[Stored dataset items]
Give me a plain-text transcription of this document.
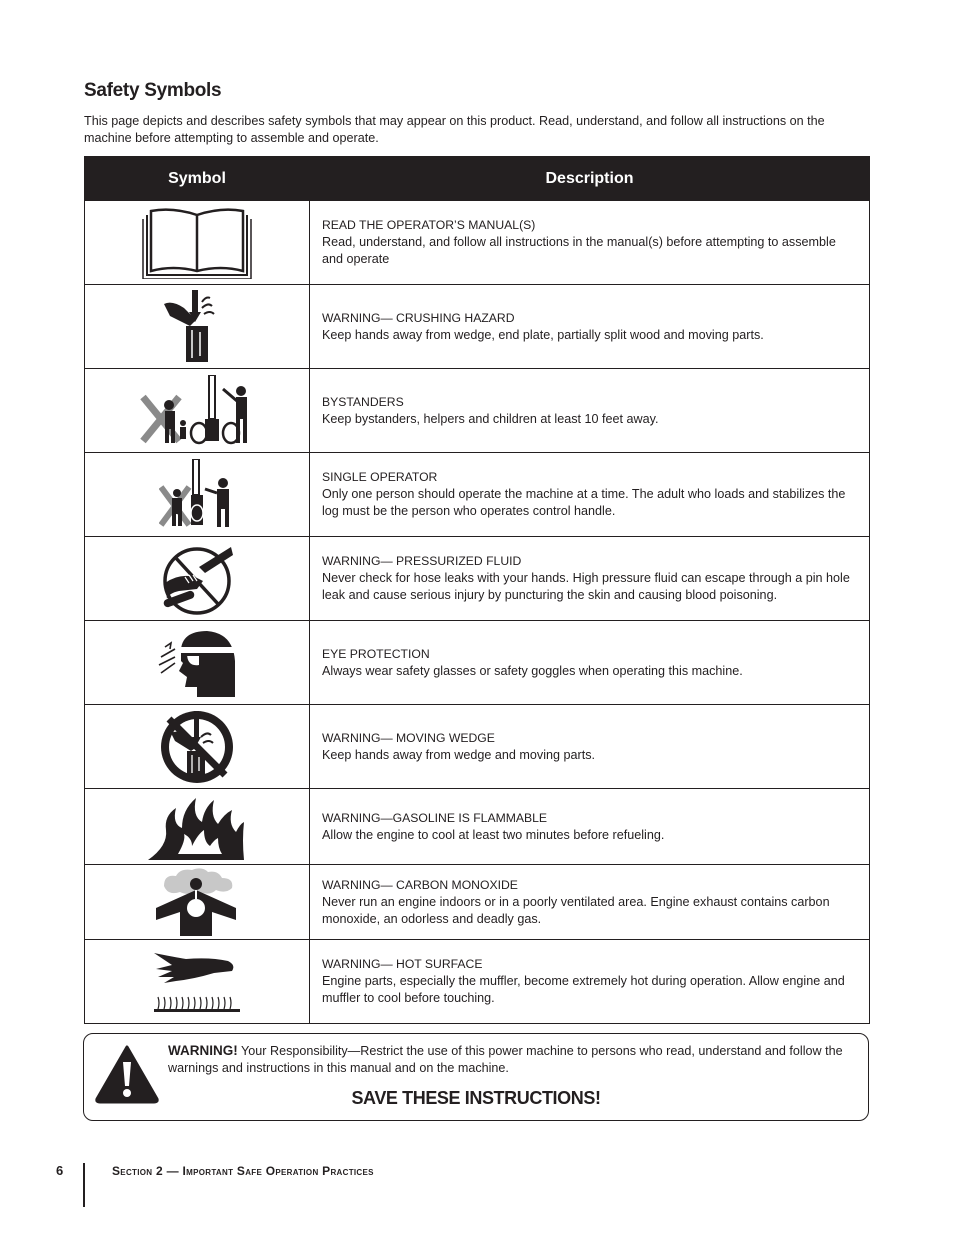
Safety Symbols

This page depicts and describes safety symbols that may appear on this product. Read, understand, and follow all instructions on the machine before attempting to assemble and operate.

Symbol	Description

READ THE OPERATOR’S MANUAL(S)
Read, understand, and follow all instructions in the manual(s) before attempting to assemble and operate

WARNING— CRUSHING HAZARD
Keep hands away from wedge, end plate, partially split wood and moving parts.

BYSTANDERS
Keep bystanders, helpers and children at least 10 feet away.

SINGLE OPERATOR
Only one person should operate the machine at a time. The adult who loads and stabilizes the log must be the person who operates control handle.

WARNING— PRESSURIZED FLUID
Never check for hose leaks with your hands. High pressure fluid can escape through a pin hole leak and cause serious injury by puncturing the skin and causing blood poisoning.

EYE PROTECTION
Always wear safety glasses or safety goggles when operating this machine.

WARNING— MOVING WEDGE
Keep hands away from wedge and moving parts.

WARNING—GASOLINE IS FLAMMABLE
Allow the engine to cool at least two minutes before refueling.

WARNING— CARBON MONOXIDE
Never run an engine indoors or in a poorly ventilated area. Engine exhaust contains carbon monoxide, an odorless and deadly gas.

WARNING— HOT SURFACE
Engine parts, especially the muffler, become extremely hot during operation. Allow engine and muffler to cool before touching.

WARNING! Your Responsibility—Restrict the use of this power machine to persons who read, understand and follow the warnings and instructions in this manual and on the machine.

SAVE THESE INSTRUCTIONS!

6	Section 2 — Important Safe Operation Practices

- **WRITTEN EXERCISE**: Print out the material word for word, omitting the pictures.

- **FULL ANSWER**:
Give me a plain-text transcription of this document.
Safety Symbols

This page depicts and describes safety symbols that may appear on this product. Read, understand, and follow all instructions on the machine before attempting to assemble and operate.

Symbol	Description

READ THE OPERATOR’S MANUAL(S)
Read, understand, and follow all instructions in the manual(s) before attempting to assemble and operate

WARNING— CRUSHING HAZARD
Keep hands away from wedge, end plate, partially split wood and moving parts.

BYSTANDERS
Keep bystanders, helpers and children at least 10 feet away.

SINGLE OPERATOR
Only one person should operate the machine at a time. The adult who loads and stabilizes the log must be the person who operates control handle.

WARNING— PRESSURIZED FLUID
Never check for hose leaks with your hands. High pressure fluid can escape through a pin hole leak and cause serious injury by puncturing the skin and causing blood poisoning.

EYE PROTECTION
Always wear safety glasses or safety goggles when operating this machine.

WARNING— MOVING WEDGE
Keep hands away from wedge and moving parts.

WARNING—GASOLINE IS FLAMMABLE
Allow the engine to cool at least two minutes before refueling.

WARNING— CARBON MONOXIDE
Never run an engine indoors or in a poorly ventilated area. Engine exhaust contains carbon monoxide, an odorless and deadly gas.

WARNING— HOT SURFACE
Engine parts, especially the muffler, become extremely hot during operation. Allow engine and muffler to cool before touching.

WARNING! Your Responsibility—Restrict the use of this power machine to persons who read, understand and follow the warnings and instructions in this manual and on the machine.

SAVE THESE INSTRUCTIONS!

6	Section 2 — Important Safe Operation Practices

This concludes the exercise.